§ **TASK GOAL**
Copy out every line in which the string "齐桓晋文之事" occurs.
%%
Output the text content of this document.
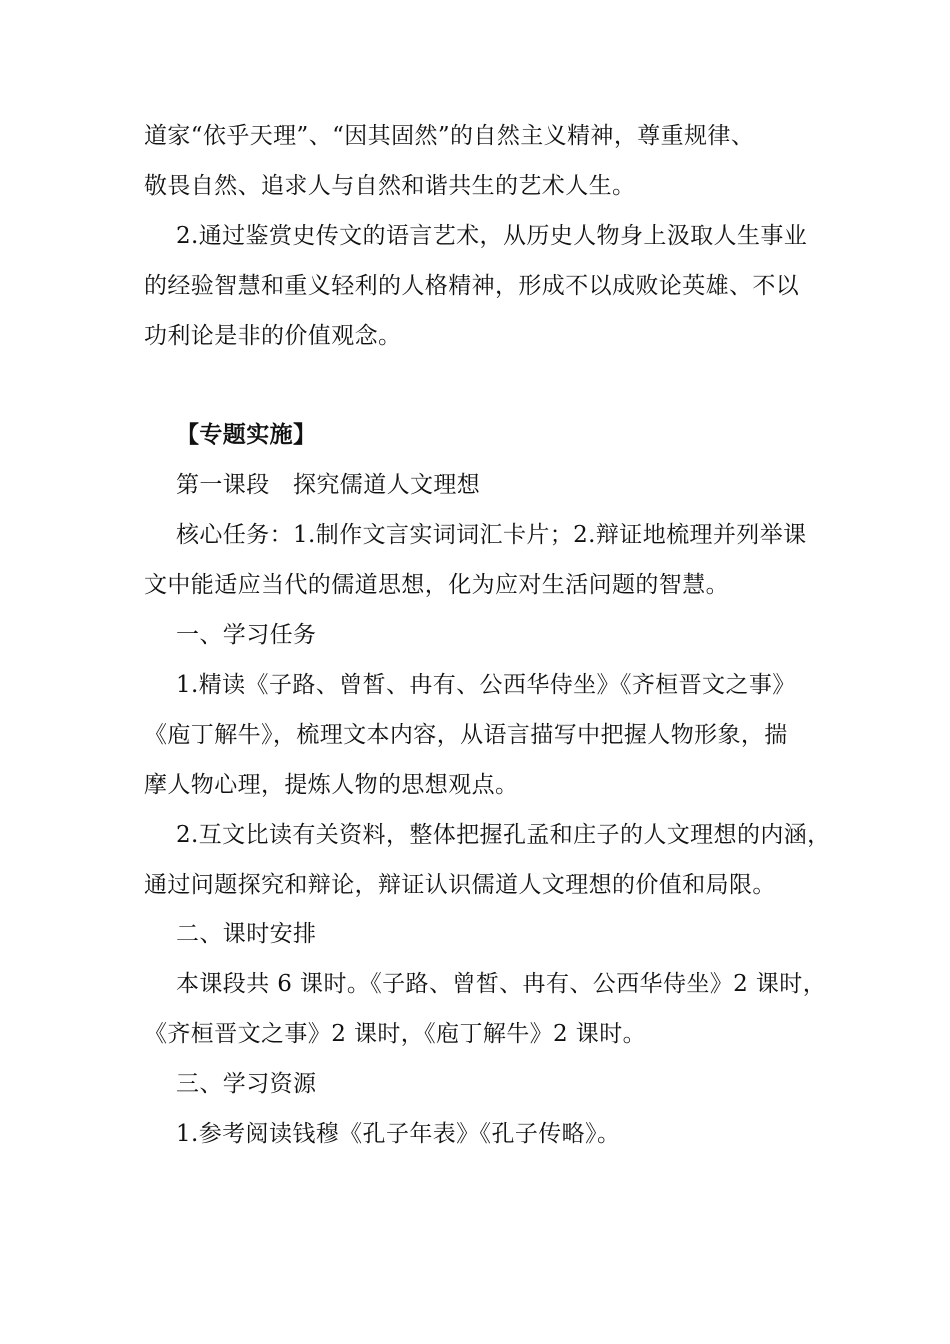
道家“依乎天理”、“因其固然”的自然主义精神，尊重规律、
敬畏自然、追求人与自然和谐共生的艺术人生。
2.通过鉴赏史传文的语言艺术，从历史人物身上汲取人生事业
的经验智慧和重义轻利的人格精神，形成不以成败论英雄、不以
功利论是非的价值观念。
【专题实施】
第一课段　探究儒道人文理想
核心任务：1.制作文言实词词汇卡片；2.辩证地梳理并列举课
文中能适应当代的儒道思想，化为应对生活问题的智慧。
一、学习任务
1.精读《子路、曾皙、冉有、公西华侍坐》《齐桓晋文之事》
《庖丁解牛》，梳理文本内容，从语言描写中把握人物形象，揣
摩人物心理，提炼人物的思想观点。
2.互文比读有关资料，整体把握孔孟和庄子的人文理想的内涵，
通过问题探究和辩论，辩证认识儒道人文理想的价值和局限。
二、课时安排
本课段共 6 课时。《子路、曾皙、冉有、公西华侍坐》2 课时，
《齐桓晋文之事》2 课时，《庖丁解牛》2 课时。
三、学习资源
1.参考阅读钱穆《孔子年表》《孔子传略》。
%%
§ **IN RESPONSE**
1.精读《子路、曾皙、冉有、公西华侍坐》《齐桓晋文之事》
《齐桓晋文之事》2 课时，《庖丁解牛》2 课时。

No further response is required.